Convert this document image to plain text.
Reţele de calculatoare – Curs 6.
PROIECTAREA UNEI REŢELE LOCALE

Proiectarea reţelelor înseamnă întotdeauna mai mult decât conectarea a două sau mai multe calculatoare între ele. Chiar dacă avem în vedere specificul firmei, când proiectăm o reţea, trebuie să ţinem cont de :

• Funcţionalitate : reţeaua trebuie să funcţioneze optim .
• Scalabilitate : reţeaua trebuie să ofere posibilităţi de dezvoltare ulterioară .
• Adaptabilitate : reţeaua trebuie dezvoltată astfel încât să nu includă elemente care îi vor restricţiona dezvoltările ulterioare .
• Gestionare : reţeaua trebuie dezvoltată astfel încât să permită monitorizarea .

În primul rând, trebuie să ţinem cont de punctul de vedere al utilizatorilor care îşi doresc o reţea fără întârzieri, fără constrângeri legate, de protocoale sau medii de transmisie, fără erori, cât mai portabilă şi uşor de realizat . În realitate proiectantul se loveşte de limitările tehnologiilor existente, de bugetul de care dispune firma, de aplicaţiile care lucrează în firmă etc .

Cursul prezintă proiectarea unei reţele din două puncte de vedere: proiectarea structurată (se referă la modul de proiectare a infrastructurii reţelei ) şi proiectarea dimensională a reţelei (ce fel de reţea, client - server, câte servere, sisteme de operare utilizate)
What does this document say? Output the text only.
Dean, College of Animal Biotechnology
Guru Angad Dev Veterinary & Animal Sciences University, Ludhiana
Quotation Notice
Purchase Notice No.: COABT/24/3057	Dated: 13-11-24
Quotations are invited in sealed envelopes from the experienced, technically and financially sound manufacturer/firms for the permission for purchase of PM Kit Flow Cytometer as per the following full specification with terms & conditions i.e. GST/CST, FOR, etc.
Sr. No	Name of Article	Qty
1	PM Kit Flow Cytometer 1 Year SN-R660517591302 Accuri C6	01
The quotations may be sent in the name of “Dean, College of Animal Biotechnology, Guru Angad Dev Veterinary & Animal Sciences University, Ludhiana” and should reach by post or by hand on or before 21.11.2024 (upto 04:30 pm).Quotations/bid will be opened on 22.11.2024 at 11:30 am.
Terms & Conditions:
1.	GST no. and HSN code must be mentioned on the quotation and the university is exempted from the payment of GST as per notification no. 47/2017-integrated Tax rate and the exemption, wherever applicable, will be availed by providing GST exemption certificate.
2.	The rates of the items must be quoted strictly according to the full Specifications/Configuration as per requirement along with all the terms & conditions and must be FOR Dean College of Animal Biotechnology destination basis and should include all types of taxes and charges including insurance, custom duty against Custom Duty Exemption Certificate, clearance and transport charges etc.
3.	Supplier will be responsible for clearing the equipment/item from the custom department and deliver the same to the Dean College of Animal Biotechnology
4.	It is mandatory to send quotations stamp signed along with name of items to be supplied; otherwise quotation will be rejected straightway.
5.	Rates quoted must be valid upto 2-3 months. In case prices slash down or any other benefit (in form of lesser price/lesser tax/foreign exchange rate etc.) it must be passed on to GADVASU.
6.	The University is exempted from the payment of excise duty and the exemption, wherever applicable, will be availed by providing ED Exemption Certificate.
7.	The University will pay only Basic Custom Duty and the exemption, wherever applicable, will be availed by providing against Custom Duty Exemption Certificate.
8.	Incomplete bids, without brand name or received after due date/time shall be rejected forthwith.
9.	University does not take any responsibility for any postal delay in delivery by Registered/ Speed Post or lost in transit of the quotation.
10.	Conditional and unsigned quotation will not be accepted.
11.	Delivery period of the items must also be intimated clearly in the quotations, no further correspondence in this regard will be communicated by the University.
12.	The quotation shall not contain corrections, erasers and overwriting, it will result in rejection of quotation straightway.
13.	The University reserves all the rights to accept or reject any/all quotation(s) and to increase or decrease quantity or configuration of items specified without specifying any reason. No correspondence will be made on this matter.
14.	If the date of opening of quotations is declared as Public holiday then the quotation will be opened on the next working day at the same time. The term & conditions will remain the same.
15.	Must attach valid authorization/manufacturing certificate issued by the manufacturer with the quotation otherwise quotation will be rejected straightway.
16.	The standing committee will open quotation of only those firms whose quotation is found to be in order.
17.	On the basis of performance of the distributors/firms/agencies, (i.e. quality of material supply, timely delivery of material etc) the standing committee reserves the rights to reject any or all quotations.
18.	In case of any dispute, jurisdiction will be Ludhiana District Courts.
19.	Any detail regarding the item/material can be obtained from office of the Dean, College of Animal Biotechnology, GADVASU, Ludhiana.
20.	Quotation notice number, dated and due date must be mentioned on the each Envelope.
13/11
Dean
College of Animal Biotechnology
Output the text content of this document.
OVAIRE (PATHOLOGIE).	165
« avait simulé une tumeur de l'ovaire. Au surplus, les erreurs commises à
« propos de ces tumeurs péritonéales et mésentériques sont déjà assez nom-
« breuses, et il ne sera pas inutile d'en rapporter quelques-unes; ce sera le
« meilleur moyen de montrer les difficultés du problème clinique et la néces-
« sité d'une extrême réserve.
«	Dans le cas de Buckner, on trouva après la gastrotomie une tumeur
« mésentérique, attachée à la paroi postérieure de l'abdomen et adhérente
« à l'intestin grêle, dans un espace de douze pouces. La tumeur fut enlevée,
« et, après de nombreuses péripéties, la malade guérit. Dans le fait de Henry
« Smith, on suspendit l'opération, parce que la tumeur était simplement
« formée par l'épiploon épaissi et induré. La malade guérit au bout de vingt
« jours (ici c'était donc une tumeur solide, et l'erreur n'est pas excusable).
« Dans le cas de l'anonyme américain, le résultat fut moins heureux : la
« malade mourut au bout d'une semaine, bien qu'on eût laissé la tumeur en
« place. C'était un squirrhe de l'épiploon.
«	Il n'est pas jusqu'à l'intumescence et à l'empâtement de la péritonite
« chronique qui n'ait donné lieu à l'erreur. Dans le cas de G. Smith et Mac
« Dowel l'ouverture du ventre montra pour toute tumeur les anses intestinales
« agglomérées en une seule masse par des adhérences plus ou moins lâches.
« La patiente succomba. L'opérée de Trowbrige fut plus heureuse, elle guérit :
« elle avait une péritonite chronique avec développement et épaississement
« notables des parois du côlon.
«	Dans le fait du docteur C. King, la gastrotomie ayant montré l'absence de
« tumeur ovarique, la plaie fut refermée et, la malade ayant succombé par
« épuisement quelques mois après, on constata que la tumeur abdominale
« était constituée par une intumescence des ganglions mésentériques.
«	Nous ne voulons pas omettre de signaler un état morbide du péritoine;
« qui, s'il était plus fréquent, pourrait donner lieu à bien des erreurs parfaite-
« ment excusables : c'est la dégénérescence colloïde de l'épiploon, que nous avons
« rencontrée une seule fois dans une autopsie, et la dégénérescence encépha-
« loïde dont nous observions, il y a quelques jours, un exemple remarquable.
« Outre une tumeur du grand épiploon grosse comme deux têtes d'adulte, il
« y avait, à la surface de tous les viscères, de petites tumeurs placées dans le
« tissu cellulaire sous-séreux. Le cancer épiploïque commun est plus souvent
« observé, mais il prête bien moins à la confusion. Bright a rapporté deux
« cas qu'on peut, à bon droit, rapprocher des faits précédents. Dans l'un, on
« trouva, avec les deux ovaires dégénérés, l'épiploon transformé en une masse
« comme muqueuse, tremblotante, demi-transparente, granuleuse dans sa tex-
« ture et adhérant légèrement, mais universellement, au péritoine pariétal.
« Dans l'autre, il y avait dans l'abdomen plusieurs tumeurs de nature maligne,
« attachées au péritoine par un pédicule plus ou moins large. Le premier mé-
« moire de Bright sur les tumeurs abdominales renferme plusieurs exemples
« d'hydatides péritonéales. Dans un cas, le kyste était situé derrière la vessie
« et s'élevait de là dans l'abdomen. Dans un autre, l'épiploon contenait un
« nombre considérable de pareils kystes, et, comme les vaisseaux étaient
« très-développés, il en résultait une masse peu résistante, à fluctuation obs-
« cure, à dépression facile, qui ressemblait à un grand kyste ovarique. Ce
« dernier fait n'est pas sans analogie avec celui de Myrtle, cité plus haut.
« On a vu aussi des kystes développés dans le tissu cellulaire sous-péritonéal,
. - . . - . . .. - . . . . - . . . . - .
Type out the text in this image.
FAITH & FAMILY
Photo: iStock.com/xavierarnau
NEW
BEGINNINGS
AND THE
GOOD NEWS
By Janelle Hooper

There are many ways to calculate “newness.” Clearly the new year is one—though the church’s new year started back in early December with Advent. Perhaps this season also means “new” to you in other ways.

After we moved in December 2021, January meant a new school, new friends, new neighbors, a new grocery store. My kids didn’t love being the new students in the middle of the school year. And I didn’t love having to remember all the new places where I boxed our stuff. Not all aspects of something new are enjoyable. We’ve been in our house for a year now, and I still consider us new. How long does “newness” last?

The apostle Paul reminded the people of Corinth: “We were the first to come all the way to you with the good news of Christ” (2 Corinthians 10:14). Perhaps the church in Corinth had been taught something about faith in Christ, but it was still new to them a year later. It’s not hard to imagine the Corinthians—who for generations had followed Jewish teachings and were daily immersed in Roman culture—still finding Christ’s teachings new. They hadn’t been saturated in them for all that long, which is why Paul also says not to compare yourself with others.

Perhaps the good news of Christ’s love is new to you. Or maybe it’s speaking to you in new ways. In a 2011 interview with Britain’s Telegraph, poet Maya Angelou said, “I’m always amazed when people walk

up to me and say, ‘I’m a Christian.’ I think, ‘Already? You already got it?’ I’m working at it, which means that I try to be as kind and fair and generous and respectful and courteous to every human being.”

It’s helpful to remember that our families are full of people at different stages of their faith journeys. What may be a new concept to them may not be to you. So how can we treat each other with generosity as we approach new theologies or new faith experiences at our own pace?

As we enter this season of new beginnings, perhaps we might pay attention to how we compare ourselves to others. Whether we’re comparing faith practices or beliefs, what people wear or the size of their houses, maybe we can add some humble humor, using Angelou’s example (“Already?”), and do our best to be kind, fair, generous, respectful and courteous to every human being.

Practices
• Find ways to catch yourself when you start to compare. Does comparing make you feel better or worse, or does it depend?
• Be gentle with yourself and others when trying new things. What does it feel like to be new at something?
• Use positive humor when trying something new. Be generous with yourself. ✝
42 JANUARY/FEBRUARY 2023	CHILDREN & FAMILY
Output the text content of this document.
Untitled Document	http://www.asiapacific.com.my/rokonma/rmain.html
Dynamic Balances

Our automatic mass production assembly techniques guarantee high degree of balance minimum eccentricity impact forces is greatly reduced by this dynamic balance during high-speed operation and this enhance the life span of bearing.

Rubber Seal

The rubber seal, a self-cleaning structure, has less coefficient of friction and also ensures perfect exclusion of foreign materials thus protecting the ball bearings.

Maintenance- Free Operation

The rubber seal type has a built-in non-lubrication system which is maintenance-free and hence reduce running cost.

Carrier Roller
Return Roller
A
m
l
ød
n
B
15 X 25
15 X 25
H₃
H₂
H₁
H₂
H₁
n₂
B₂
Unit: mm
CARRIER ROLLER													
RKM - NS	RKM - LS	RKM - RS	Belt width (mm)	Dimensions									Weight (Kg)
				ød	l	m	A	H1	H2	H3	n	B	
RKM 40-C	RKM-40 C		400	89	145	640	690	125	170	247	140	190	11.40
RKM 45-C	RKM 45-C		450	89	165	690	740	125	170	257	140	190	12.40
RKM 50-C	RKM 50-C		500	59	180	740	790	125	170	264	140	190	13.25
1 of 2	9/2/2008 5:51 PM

— What you have to do —
Filter lines by "Bright" and return each hit.

— Reply —
« observé, mais il prête bien moins à la confusion. Bright a rapporté deux
« moire de Bright sur les tumeurs abdominales renferme plusieurs exemples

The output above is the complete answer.